| YOUR INSTRUCTIONS |
Send each entry back exactly as given, pictures excluded.
+ + + + + + +
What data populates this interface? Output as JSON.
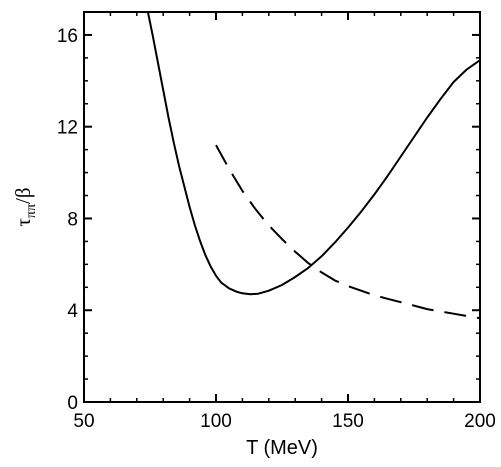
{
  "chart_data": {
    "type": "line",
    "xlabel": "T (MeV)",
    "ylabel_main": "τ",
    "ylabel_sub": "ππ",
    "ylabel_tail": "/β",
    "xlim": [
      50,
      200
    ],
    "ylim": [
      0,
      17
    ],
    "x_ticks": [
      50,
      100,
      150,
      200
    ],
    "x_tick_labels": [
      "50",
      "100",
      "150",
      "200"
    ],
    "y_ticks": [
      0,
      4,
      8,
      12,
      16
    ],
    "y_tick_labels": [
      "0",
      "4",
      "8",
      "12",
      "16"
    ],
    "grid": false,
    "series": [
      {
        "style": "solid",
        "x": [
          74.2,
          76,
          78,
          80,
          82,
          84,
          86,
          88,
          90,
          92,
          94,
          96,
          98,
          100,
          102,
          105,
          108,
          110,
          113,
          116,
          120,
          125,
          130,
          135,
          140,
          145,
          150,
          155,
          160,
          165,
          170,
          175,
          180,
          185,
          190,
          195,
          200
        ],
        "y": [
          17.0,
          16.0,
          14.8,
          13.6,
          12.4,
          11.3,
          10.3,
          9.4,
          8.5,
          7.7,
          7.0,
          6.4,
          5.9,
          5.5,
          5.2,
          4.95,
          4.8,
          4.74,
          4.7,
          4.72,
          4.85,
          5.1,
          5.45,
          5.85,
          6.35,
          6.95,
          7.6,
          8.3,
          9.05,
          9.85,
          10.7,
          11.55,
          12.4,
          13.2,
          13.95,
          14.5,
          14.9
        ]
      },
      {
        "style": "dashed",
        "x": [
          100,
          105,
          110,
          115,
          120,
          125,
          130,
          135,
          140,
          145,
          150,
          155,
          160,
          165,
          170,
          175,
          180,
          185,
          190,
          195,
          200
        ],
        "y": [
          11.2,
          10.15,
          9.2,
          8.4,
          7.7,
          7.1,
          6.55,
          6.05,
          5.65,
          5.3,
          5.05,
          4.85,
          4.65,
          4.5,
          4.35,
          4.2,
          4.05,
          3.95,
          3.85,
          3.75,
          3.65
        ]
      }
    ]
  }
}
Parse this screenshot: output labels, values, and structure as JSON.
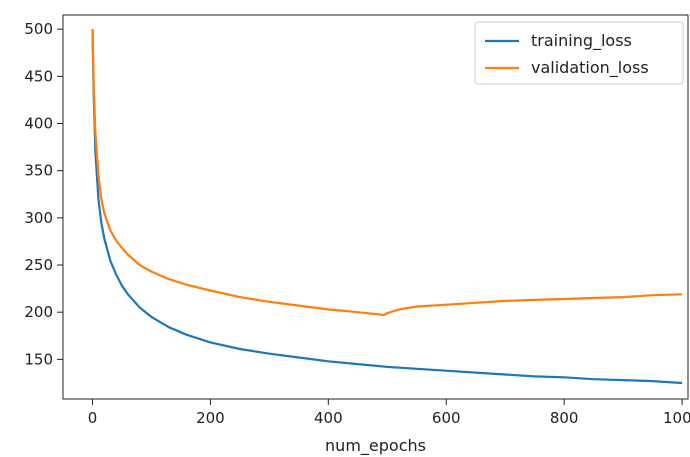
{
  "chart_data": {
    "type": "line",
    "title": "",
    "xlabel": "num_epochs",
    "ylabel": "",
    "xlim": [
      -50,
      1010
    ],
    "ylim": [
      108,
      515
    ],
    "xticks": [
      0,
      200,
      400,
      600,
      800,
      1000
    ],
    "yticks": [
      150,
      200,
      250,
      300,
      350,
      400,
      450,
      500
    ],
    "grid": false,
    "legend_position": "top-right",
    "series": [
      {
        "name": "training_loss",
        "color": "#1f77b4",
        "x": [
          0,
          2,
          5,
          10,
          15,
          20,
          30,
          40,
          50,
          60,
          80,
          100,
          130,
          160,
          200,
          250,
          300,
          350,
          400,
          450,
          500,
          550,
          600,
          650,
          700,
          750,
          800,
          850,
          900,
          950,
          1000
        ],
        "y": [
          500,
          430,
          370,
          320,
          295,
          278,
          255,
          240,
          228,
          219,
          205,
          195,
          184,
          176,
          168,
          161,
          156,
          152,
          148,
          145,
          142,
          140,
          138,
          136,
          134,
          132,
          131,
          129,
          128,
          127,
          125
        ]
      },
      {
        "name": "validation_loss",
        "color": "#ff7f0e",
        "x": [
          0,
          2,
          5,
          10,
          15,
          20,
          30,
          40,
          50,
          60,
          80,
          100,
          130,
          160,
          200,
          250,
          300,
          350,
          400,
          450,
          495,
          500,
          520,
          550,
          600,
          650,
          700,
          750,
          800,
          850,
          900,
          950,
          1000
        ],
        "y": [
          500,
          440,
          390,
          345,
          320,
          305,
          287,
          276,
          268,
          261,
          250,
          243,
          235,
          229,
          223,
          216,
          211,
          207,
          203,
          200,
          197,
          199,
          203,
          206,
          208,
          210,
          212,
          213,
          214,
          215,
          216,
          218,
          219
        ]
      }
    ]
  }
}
+ + + + + + +
| REPLY TO THE EXERCISE |
What data populates this interface? Output as JSON.
{
  "chart_data": {
    "type": "line",
    "xlabel": "T (MeV)",
    "ylabel_main": "τ",
    "ylabel_sub": "ππ",
    "ylabel_tail": "/β",
    "xlim": [
      50,
      200
    ],
    "ylim": [
      0,
      17
    ],
    "x_ticks": [
      50,
      100,
      150,
      200
    ],
    "x_tick_labels": [
      "50",
      "100",
      "150",
      "200"
    ],
    "y_ticks": [
      0,
      4,
      8,
      12,
      16
    ],
    "y_tick_labels": [
      "0",
      "4",
      "8",
      "12",
      "16"
    ],
    "grid": false,
    "series": [
      {
        "style": "solid",
        "x": [
          74.2,
          76,
          78,
          80,
          82,
          84,
          86,
          88,
          90,
          92,
          94,
          96,
          98,
          100,
          102,
          105,
          108,
          110,
          113,
          116,
          120,
          125,
          130,
          135,
          140,
          145,
          150,
          155,
          160,
          165,
          170,
          175,
          180,
          185,
          190,
          195,
          200
        ],
        "y": [
          17.0,
          16.0,
          14.8,
          13.6,
          12.4,
          11.3,
          10.3,
          9.4,
          8.5,
          7.7,
          7.0,
          6.4,
          5.9,
          5.5,
          5.2,
          4.95,
          4.8,
          4.74,
          4.7,
          4.72,
          4.85,
          5.1,
          5.45,
          5.85,
          6.35,
          6.95,
          7.6,
          8.3,
          9.05,
          9.85,
          10.7,
          11.55,
          12.4,
          13.2,
          13.95,
          14.5,
          14.9
        ]
      },
      {
        "style": "dashed",
        "x": [
          100,
          105,
          110,
          115,
          120,
          125,
          130,
          135,
          140,
          145,
          150,
          155,
          160,
          165,
          170,
          175,
          180,
          185,
          190,
          195,
          200
        ],
        "y": [
          11.2,
          10.15,
          9.2,
          8.4,
          7.7,
          7.1,
          6.55,
          6.05,
          5.65,
          5.3,
          5.05,
          4.85,
          4.65,
          4.5,
          4.35,
          4.2,
          4.05,
          3.95,
          3.85,
          3.75,
          3.65
        ]
      }
    ]
  }
}
Parse this screenshot: output labels, values, and structure as JSON.
{
  "chart_data": {
    "type": "line",
    "title": "",
    "xlabel": "num_epochs",
    "ylabel": "",
    "xlim": [
      -50,
      1010
    ],
    "ylim": [
      108,
      515
    ],
    "xticks": [
      0,
      200,
      400,
      600,
      800,
      1000
    ],
    "yticks": [
      150,
      200,
      250,
      300,
      350,
      400,
      450,
      500
    ],
    "grid": false,
    "legend_position": "top-right",
    "series": [
      {
        "name": "training_loss",
        "color": "#1f77b4",
        "x": [
          0,
          2,
          5,
          10,
          15,
          20,
          30,
          40,
          50,
          60,
          80,
          100,
          130,
          160,
          200,
          250,
          300,
          350,
          400,
          450,
          500,
          550,
          600,
          650,
          700,
          750,
          800,
          850,
          900,
          950,
          1000
        ],
        "y": [
          500,
          430,
          370,
          320,
          295,
          278,
          255,
          240,
          228,
          219,
          205,
          195,
          184,
          176,
          168,
          161,
          156,
          152,
          148,
          145,
          142,
          140,
          138,
          136,
          134,
          132,
          131,
          129,
          128,
          127,
          125
        ]
      },
      {
        "name": "validation_loss",
        "color": "#ff7f0e",
        "x": [
          0,
          2,
          5,
          10,
          15,
          20,
          30,
          40,
          50,
          60,
          80,
          100,
          130,
          160,
          200,
          250,
          300,
          350,
          400,
          450,
          495,
          500,
          520,
          550,
          600,
          650,
          700,
          750,
          800,
          850,
          900,
          950,
          1000
        ],
        "y": [
          500,
          440,
          390,
          345,
          320,
          305,
          287,
          276,
          268,
          261,
          250,
          243,
          235,
          229,
          223,
          216,
          211,
          207,
          203,
          200,
          197,
          199,
          203,
          206,
          208,
          210,
          212,
          213,
          214,
          215,
          216,
          218,
          219
        ]
      }
    ]
  }
}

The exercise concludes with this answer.